Exercise prompt → For every line in the data below that contains "this", copy the line.
● ● ● ● ● ● ●
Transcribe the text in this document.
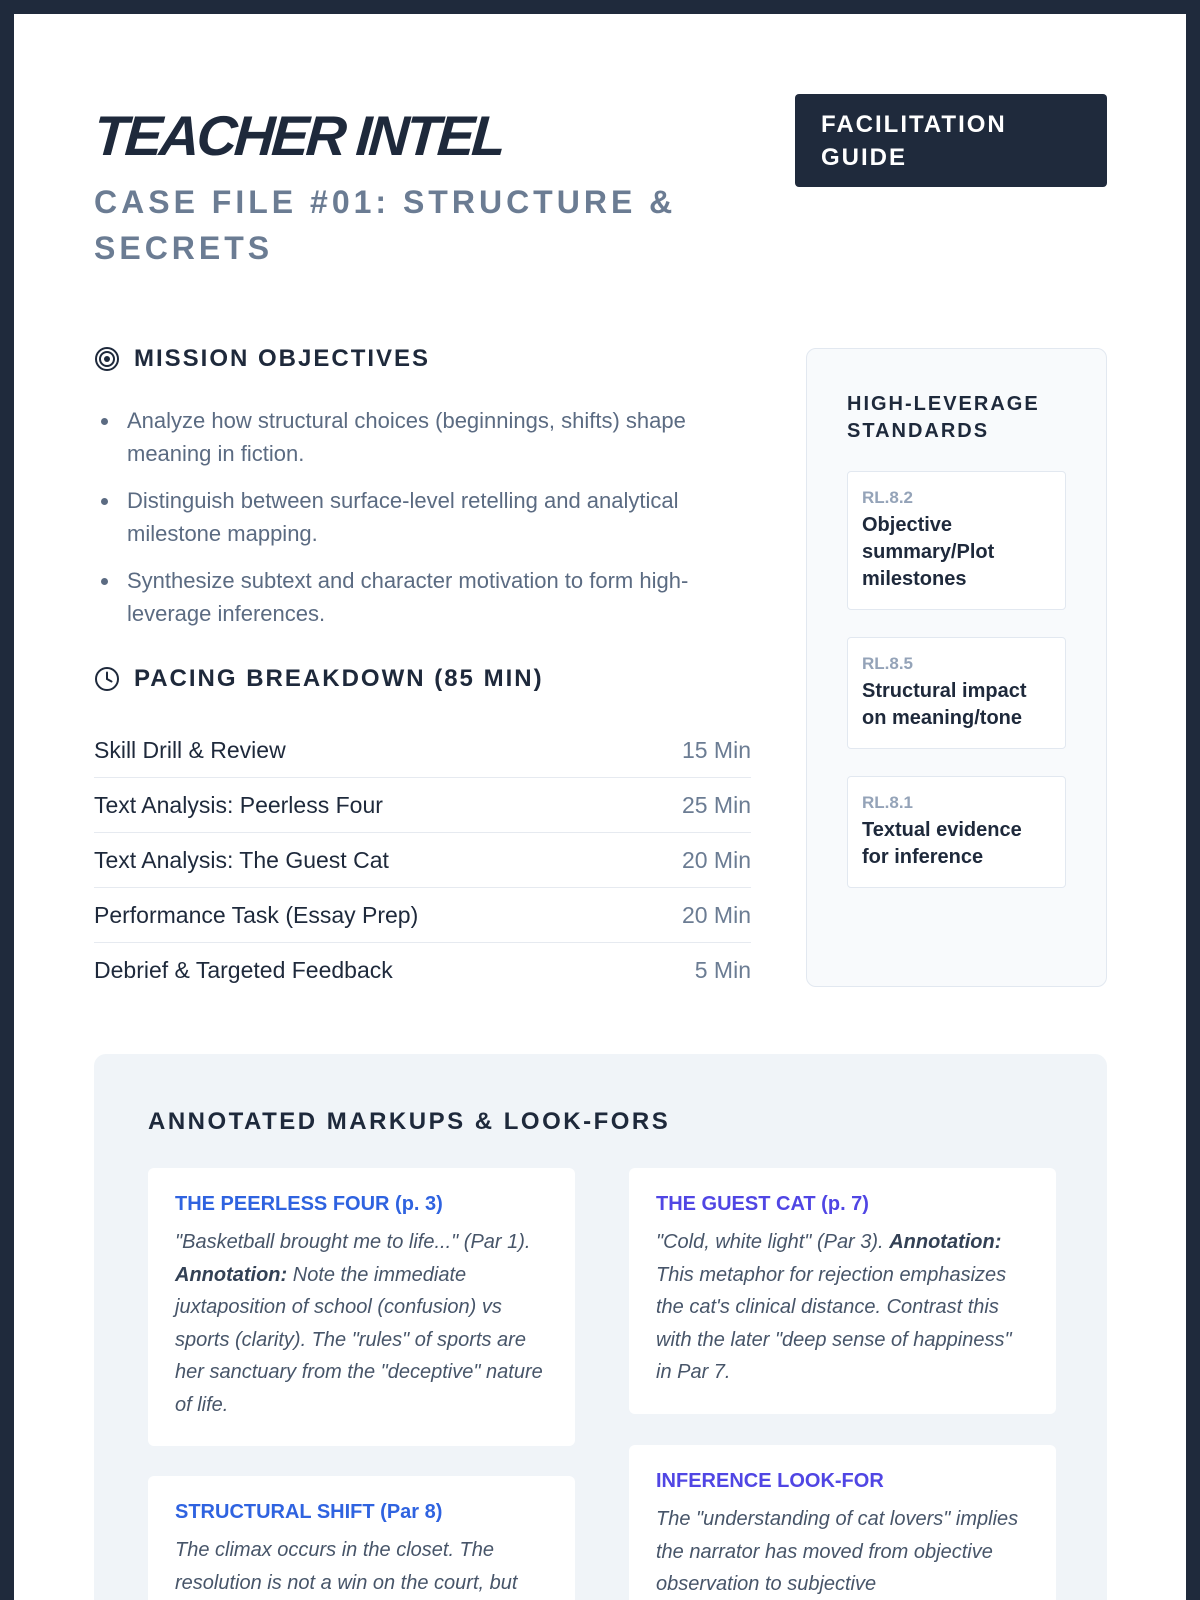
TEACHER INTEL
CASE FILE #01: STRUCTURE & SECRETS
FACILITATION GUIDE
MISSION OBJECTIVES
Analyze how structural choices (beginnings, shifts) shape meaning in fiction.
Distinguish between surface-level retelling and analytical milestone mapping.
Synthesize subtext and character motivation to form high-leverage inferences.
PACING BREAKDOWN (85 MIN)
Skill Drill & Review	15 Min
Text Analysis: Peerless Four	25 Min
Text Analysis: The Guest Cat	20 Min
Performance Task (Essay Prep)	20 Min
Debrief & Targeted Feedback	5 Min
HIGH-LEVERAGE STANDARDS
RL.8.2
Objective summary/Plot milestones
RL.8.5
Structural impact on meaning/tone
RL.8.1
Textual evidence for inference
ANNOTATED MARKUPS & LOOK-FORS
THE PEERLESS FOUR (p. 3)
"Basketball brought me to life..." (Par 1). Annotation: Note the immediate juxtaposition of school (confusion) vs sports (clarity). The "rules" of sports are her sanctuary from the "deceptive" nature of life.
THE GUEST CAT (p. 7)
"Cold, white light" (Par 3). Annotation: This metaphor for rejection emphasizes the cat's clinical distance. Contrast this with the later "deep sense of happiness" in Par 7.
STRUCTURAL SHIFT (Par 8)
The climax occurs in the closet. The resolution is not a win on the court, but
INFERENCE LOOK-FOR
The "understanding of cat lovers" implies the narrator has moved from objective observation to subjective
● ● ● ● ● ● ●
Full output →
Transcribe the text in this document.
"Cold, white light" (Par 3). Annotation: This metaphor for rejection emphasizes the cat's clinical distance. Contrast this with the later "deep sense of happiness" in Par 7.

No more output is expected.